TEXT SHOWN>
Re: Question regarding XFS crisis recovery

Roger Willcocks <roger@xxxxxxxxxxxxxxxx> · Mon, 15 Nov 2021 18:13:59 +0000

In principle that should have worked. And yes, when you’ve got the filesystem back to the point where it mounts, xfs-repair is your only option.

It might have been useful to take an xfs-metadump before the repair, to see what xfs-repair would make if it, and to share it with others for their thoughts.

It does seem like there should be an md resync recovery option which substitutes zeroes for bad blocks instead of giving up immediately. A few blocks of corrupted data in 150 TB is obviously preferable to no data at all.

Or allow it to fall back to reading the ‘dropped out’ drives if there’s a read error elsewhere in the stripe while they’re build rebuilt. 

—
Roger

> On 15 Nov 2021, at 17:14, Sean Caron <scaron@xxxxxxxxx> wrote:
> 
> Hi all,
> 
> I recently had to manage a storage failure on a ~150 TB XFS volume and
> I just wanted to check with the group here to see if anything could
> have been done differently. Here is my story.
> 
> We had a 150 TB RAID 60 volume formatted with XFS. The volume was made
> up of two 21-drive RAID 6 strings (4 TB drives). This was all done
> with Linux MD software RAID.
> 
> The filesystem was filled to 100% capacity when it failed. I'm not
> sure if this contributed to the poor outcome.
> 
> There was no backup available of this filesystem (of course).

INFORMATION SUPPLIED>
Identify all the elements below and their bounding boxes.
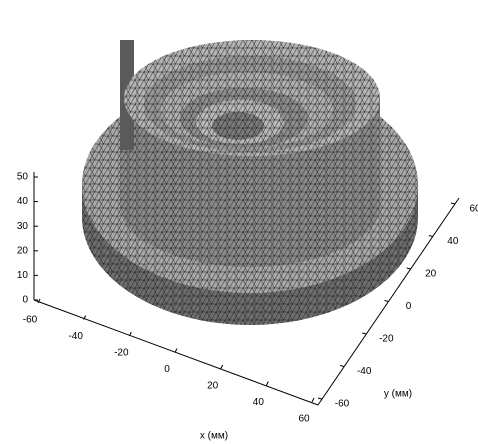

TASKS TO PERFORM>
(a) Update the XFS recovery thread starting at "Roger Willcocks <roger@xxxxxxxxxxxxxxxx>" and ending at "your only option.", writing that part out again with "filesystem" replaced by "file system".
(b) Please carry on the XFS recovery thread from the point where it stops.

ANSWERS GIVEN>
(a)
Roger Willcocks <roger@xxxxxxxxxxxxxxxx> · Mon, 15 Nov 2021 18:13:59 +0000

In principle that should have worked. And yes, when you’ve got the file system back to the point where it mounts, xfs-repair is your only option.

(b)
> 
> About a week ago, we had two drives become spuriously ejected from one
> of the two RAID 6 strings that composed this volume. This seems to
> happen sometimes as a result of various hardware and software
> glitches. We checked the drives with smartctl, added them back to the
> array and a resync operation started.
> 
> The resync ran for a little while and failed, because a third disk in
> the array (which mdadm had never failed out, and smartctl still
> thought was OK) reported a read error/bad blocks and dropped out of
> the array.
> 
> We decided to clone the failed disk to a brand new replacement drive with:
> 
> dd conv=notrunc,noerror,sync
> 
> Figuring we'd lose a few sectors to get nulled out, but we'd have a
> drive that could run the rebuild without getting kicked due to read
> errors (we've used this technique in the past to recover from this
> kind of situation successfully).
> 
> Clone completed. We swapped the clone drive with the bad blocks drive
> and kicked off another rebuild.
> 
> Rebuild fails again because a fourth drive is throwing bad blocks/read
> errors and gets kicked out of the array.
> 
> We scan all 21 drives in this array with smartctl and there are
> actually three more drives in total where SMART has logged read
> errors.
> 
> This is starting to look pretty bad but what can we do? We just clone
> these three drives to three more fresh drives using dd
> conv=notrunc,noerror,sync.
> 
> Swap them in for the old bad block drives and kick off another
> rebuild. The rebuild actually runs and completes successfully. MD
> thinks the array is fine, running, not degraded at all.
> 
> We mount the array. It mounts, but it is obviously pretty damaged.
> Normally when this happens we try to mount it read only and copy off
> what we can, then write it off. This time, we can't hardly do anything
> but an "ls" in the filesystem without getting "structure needs
> cleaning". Doing any kind of material access to the filesystem gives
> various major errors (i.e. "in-memory corruption of filesystem data
> detected") and the filesystem goes offline. Reads just fail with I/O
> errors.
> 
> What can we do? Seems like at this stage we just run xfs_repair and
> hope for the best, right?
> 
> Ran xfs_repair in dry run mode and it's looking pretty bad, just from
> the sheer amount of output.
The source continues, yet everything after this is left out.